§ THE REQUEST: Report, as a bare number, how many lines hold "месяцев".

§ DATA SUPPLIED:

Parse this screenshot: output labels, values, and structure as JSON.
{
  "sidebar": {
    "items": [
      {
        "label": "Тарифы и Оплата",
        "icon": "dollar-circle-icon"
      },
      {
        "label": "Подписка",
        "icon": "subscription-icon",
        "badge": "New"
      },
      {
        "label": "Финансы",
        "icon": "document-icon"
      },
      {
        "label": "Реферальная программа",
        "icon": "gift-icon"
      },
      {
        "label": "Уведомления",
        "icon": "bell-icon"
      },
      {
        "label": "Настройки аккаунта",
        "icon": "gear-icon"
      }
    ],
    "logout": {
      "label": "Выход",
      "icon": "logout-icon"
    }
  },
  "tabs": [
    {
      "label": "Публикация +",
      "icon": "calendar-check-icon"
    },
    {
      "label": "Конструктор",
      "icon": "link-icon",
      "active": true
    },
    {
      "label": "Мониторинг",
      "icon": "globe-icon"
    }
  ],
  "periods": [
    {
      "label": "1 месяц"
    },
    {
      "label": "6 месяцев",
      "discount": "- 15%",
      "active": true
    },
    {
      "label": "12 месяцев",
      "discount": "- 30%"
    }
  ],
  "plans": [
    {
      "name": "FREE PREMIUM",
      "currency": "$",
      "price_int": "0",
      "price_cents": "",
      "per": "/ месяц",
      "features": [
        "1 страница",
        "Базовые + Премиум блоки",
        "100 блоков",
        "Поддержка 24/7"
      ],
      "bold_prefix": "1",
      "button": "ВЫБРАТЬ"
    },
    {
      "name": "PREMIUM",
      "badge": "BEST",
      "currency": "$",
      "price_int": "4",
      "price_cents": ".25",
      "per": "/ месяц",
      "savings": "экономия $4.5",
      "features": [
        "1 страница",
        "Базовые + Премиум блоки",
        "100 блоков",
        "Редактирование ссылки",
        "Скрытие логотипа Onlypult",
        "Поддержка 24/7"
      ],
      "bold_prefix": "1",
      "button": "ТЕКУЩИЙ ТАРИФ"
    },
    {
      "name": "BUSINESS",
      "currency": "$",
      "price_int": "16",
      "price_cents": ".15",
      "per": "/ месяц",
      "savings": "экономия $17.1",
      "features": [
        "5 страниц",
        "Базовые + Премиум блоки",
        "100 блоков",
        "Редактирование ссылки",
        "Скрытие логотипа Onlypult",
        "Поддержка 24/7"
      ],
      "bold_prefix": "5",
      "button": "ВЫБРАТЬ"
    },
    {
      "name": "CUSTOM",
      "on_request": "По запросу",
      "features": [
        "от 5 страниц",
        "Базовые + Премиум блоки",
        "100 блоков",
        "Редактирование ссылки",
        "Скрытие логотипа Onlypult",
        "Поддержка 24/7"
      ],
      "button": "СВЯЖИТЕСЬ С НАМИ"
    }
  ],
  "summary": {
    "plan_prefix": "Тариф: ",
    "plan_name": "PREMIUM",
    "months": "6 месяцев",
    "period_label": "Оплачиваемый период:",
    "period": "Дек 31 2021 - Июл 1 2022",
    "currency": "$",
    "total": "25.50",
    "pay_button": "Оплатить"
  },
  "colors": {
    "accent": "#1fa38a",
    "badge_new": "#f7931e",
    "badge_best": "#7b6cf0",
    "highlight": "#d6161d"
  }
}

§ COMPLETE ANSWER: 3